▸ **Supplied material**
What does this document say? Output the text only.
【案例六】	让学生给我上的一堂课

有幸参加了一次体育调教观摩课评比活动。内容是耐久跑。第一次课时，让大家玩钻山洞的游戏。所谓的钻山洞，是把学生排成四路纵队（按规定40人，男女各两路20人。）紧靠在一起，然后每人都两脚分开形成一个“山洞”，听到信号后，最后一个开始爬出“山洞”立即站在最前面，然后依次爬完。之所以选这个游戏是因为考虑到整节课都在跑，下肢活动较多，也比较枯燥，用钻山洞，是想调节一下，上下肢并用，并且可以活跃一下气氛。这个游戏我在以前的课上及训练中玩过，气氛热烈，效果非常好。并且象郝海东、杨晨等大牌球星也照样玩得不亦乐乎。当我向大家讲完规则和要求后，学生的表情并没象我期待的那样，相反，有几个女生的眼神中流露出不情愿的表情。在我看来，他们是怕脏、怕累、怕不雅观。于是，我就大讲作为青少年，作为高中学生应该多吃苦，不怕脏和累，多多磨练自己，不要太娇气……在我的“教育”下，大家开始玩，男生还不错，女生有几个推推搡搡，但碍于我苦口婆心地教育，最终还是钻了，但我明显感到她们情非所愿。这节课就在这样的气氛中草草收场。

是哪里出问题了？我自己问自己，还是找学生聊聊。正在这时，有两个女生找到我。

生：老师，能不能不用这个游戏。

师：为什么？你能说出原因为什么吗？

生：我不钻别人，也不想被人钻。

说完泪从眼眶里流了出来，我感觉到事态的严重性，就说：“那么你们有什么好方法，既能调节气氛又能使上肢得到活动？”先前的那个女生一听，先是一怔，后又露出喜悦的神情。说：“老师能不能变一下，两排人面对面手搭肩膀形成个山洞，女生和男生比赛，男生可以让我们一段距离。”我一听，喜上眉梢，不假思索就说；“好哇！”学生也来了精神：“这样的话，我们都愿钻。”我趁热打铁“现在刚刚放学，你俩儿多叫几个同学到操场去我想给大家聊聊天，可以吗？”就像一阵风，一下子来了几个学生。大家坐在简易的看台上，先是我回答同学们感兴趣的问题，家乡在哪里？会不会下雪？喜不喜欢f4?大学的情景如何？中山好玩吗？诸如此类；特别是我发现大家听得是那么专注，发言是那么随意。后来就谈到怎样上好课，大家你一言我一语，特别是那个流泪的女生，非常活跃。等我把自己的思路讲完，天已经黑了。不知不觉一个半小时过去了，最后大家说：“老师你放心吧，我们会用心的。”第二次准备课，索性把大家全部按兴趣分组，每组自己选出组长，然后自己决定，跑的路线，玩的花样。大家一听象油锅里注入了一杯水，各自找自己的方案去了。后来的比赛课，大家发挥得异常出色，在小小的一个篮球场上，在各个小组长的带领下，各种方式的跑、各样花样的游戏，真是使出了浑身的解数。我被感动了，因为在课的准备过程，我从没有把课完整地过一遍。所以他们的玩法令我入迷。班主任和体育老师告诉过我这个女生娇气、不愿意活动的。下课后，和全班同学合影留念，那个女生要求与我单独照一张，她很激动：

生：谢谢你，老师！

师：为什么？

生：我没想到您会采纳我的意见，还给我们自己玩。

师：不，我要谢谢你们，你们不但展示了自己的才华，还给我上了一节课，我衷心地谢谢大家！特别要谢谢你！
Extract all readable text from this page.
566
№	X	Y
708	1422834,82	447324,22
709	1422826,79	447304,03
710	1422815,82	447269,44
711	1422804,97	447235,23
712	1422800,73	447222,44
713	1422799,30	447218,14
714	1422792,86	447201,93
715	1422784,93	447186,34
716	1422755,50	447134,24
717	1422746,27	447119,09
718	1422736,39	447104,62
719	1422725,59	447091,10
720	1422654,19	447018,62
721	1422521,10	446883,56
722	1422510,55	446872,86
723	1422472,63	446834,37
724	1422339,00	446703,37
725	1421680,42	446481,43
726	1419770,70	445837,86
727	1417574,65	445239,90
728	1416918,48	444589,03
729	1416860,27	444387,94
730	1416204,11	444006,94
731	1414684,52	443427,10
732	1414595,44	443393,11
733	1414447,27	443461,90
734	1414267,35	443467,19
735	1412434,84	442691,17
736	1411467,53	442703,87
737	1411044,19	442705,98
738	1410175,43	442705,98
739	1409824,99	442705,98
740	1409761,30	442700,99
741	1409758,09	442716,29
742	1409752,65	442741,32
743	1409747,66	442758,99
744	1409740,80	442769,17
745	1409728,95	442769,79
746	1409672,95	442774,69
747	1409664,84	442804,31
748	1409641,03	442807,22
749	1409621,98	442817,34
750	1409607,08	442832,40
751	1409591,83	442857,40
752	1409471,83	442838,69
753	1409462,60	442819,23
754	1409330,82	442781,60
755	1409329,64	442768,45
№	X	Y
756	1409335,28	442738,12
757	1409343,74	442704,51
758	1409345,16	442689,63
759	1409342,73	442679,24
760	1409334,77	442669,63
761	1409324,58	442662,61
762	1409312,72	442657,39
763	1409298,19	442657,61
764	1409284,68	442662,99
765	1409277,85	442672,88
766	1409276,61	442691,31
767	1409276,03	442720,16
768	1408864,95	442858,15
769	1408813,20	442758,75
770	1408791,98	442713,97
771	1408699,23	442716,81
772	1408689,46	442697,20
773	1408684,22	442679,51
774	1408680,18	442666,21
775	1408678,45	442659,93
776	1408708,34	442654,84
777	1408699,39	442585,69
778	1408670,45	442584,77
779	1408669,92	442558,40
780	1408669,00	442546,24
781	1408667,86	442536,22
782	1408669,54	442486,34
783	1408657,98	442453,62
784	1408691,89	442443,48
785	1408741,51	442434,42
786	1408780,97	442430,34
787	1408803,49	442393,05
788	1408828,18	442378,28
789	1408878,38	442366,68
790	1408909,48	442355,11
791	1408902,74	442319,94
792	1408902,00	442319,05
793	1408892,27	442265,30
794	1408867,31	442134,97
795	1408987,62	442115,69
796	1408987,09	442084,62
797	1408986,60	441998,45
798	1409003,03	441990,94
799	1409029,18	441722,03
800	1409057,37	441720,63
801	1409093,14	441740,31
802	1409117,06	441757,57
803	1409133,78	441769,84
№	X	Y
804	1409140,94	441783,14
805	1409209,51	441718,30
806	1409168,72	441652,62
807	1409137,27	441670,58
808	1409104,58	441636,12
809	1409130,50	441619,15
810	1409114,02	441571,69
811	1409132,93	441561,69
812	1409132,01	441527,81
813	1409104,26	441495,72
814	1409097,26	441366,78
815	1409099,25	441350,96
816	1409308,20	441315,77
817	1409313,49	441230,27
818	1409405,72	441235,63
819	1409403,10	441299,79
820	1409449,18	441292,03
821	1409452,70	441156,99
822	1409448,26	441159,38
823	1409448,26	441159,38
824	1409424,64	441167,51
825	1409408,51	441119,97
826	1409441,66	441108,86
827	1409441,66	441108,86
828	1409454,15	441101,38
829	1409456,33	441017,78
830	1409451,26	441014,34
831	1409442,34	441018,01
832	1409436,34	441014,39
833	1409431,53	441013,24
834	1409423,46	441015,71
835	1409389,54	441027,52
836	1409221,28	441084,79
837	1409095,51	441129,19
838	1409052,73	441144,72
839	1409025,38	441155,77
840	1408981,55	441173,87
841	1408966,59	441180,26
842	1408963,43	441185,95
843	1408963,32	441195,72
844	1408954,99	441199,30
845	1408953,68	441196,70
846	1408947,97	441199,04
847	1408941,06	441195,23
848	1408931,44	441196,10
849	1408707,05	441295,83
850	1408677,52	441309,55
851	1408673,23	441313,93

▸ **Job**
Quote the data in full, keeping each word unchanged.

▸ **Task output**
What does this document say? Output the text only.
【案例六】	让学生给我上的一堂课

有幸参加了一次体育调教观摩课评比活动。内容是耐久跑。第一次课时，让大家玩钻山洞的游戏。所谓的钻山洞，是把学生排成四路纵队（按规定40人，男女各两路20人。）紧靠在一起，然后每人都两脚分开形成一个“山洞”，听到信号后，最后一个开始爬出“山洞”立即站在最前面，然后依次爬完。之所以选这个游戏是因为考虑到整节课都在跑，下肢活动较多，也比较枯燥，用钻山洞，是想调节一下，上下肢并用，并且可以活跃一下气氛。这个游戏我在以前的课上及训练中玩过，气氛热烈，效果非常好。并且象郝海东、杨晨等大牌球星也照样玩得不亦乐乎。当我向大家讲完规则和要求后，学生的表情并没象我期待的那样，相反，有几个女生的眼神中流露出不情愿的表情。在我看来，他们是怕脏、怕累、怕不雅观。于是，我就大讲作为青少年，作为高中学生应该多吃苦，不怕脏和累，多多磨练自己，不要太娇气……在我的“教育”下，大家开始玩，男生还不错，女生有几个推推搡搡，但碍于我苦口婆心地教育，最终还是钻了，但我明显感到她们情非所愿。这节课就在这样的气氛中草草收场。

是哪里出问题了？我自己问自己，还是找学生聊聊。正在这时，有两个女生找到我。

生：老师，能不能不用这个游戏。

师：为什么？你能说出原因为什么吗？

生：我不钻别人，也不想被人钻。

说完泪从眼眶里流了出来，我感觉到事态的严重性，就说：“那么你们有什么好方法，既能调节气氛又能使上肢得到活动？”先前的那个女生一听，先是一怔，后又露出喜悦的神情。说：“老师能不能变一下，两排人面对面手搭肩膀形成个山洞，女生和男生比赛，男生可以让我们一段距离。”我一听，喜上眉梢，不假思索就说；“好哇！”学生也来了精神：“这样的话，我们都愿钻。”我趁热打铁“现在刚刚放学，你俩儿多叫几个同学到操场去我想给大家聊聊天，可以吗？”就像一阵风，一下子来了几个学生。大家坐在简易的看台上，先是我回答同学们感兴趣的问题，家乡在哪里？会不会下雪？喜不喜欢f4?大学的情景如何？中山好玩吗？诸如此类；特别是我发现大家听得是那么专注，发言是那么随意。后来就谈到怎样上好课，大家你一言我一语，特别是那个流泪的女生，非常活跃。等我把自己的思路讲完，天已经黑了。不知不觉一个半小时过去了，最后大家说：“老师你放心吧，我们会用心的。”第二次准备课，索性把大家全部按兴趣分组，每组自己选出组长，然后自己决定，跑的路线，玩的花样。大家一听象油锅里注入了一杯水，各自找自己的方案去了。后来的比赛课，大家发挥得异常出色，在小小的一个篮球场上，在各个小组长的带领下，各种方式的跑、各样花样的游戏，真是使出了浑身的解数。我被感动了，因为在课的准备过程，我从没有把课完整地过一遍。所以他们的玩法令我入迷。班主任和体育老师告诉过我这个女生娇气、不愿意活动的。下课后，和全班同学合影留念，那个女生要求与我单独照一张，她很激动：

生：谢谢你，老师！

师：为什么？

生：我没想到您会采纳我的意见，还给我们自己玩。

师：不，我要谢谢你们，你们不但展示了自己的才华，还给我上了一节课，我衷心地谢谢大家！特别要谢谢你！
Extract all readable text from this page.
566
№	X	Y
708	1422834,82	447324,22
709	1422826,79	447304,03
710	1422815,82	447269,44
711	1422804,97	447235,23
712	1422800,73	447222,44
713	1422799,30	447218,14
714	1422792,86	447201,93
715	1422784,93	447186,34
716	1422755,50	447134,24
717	1422746,27	447119,09
718	1422736,39	447104,62
719	1422725,59	447091,10
720	1422654,19	447018,62
721	1422521,10	446883,56
722	1422510,55	446872,86
723	1422472,63	446834,37
724	1422339,00	446703,37
725	1421680,42	446481,43
726	1419770,70	445837,86
727	1417574,65	445239,90
728	1416918,48	444589,03
729	1416860,27	444387,94
730	1416204,11	444006,94
731	1414684,52	443427,10
732	1414595,44	443393,11
733	1414447,27	443461,90
734	1414267,35	443467,19
735	1412434,84	442691,17
736	1411467,53	442703,87
737	1411044,19	442705,98
738	1410175,43	442705,98
739	1409824,99	442705,98
740	1409761,30	442700,99
741	1409758,09	442716,29
742	1409752,65	442741,32
743	1409747,66	442758,99
744	1409740,80	442769,17
745	1409728,95	442769,79
746	1409672,95	442774,69
747	1409664,84	442804,31
748	1409641,03	442807,22
749	1409621,98	442817,34
750	1409607,08	442832,40
751	1409591,83	442857,40
752	1409471,83	442838,69
753	1409462,60	442819,23
754	1409330,82	442781,60
755	1409329,64	442768,45
№	X	Y
756	1409335,28	442738,12
757	1409343,74	442704,51
758	1409345,16	442689,63
759	1409342,73	442679,24
760	1409334,77	442669,63
761	1409324,58	442662,61
762	1409312,72	442657,39
763	1409298,19	442657,61
764	1409284,68	442662,99
765	1409277,85	442672,88
766	1409276,61	442691,31
767	1409276,03	442720,16
768	1408864,95	442858,15
769	1408813,20	442758,75
770	1408791,98	442713,97
771	1408699,23	442716,81
772	1408689,46	442697,20
773	1408684,22	442679,51
774	1408680,18	442666,21
775	1408678,45	442659,93
776	1408708,34	442654,84
777	1408699,39	442585,69
778	1408670,45	442584,77
779	1408669,92	442558,40
780	1408669,00	442546,24
781	1408667,86	442536,22
782	1408669,54	442486,34
783	1408657,98	442453,62
784	1408691,89	442443,48
785	1408741,51	442434,42
786	1408780,97	442430,34
787	1408803,49	442393,05
788	1408828,18	442378,28
789	1408878,38	442366,68
790	1408909,48	442355,11
791	1408902,74	442319,94
792	1408902,00	442319,05
793	1408892,27	442265,30
794	1408867,31	442134,97
795	1408987,62	442115,69
796	1408987,09	442084,62
797	1408986,60	441998,45
798	1409003,03	441990,94
799	1409029,18	441722,03
800	1409057,37	441720,63
801	1409093,14	441740,31
802	1409117,06	441757,57
803	1409133,78	441769,84
№	X	Y
804	1409140,94	441783,14
805	1409209,51	441718,30
806	1409168,72	441652,62
807	1409137,27	441670,58
808	1409104,58	441636,12
809	1409130,50	441619,15
810	1409114,02	441571,69
811	1409132,93	441561,69
812	1409132,01	441527,81
813	1409104,26	441495,72
814	1409097,26	441366,78
815	1409099,25	441350,96
816	1409308,20	441315,77
817	1409313,49	441230,27
818	1409405,72	441235,63
819	1409403,10	441299,79
820	1409449,18	441292,03
821	1409452,70	441156,99
822	1409448,26	441159,38
823	1409448,26	441159,38
824	1409424,64	441167,51
825	1409408,51	441119,97
826	1409441,66	441108,86
827	1409441,66	441108,86
828	1409454,15	441101,38
829	1409456,33	441017,78
830	1409451,26	441014,34
831	1409442,34	441018,01
832	1409436,34	441014,39
833	1409431,53	441013,24
834	1409423,46	441015,71
835	1409389,54	441027,52
836	1409221,28	441084,79
837	1409095,51	441129,19
838	1409052,73	441144,72
839	1409025,38	441155,77
840	1408981,55	441173,87
841	1408966,59	441180,26
842	1408963,43	441185,95
843	1408963,32	441195,72
844	1408954,99	441199,30
845	1408953,68	441196,70
846	1408947,97	441199,04
847	1408941,06	441195,23
848	1408931,44	441196,10
849	1408707,05	441295,83
850	1408677,52	441309,55
851	1408673,23	441313,93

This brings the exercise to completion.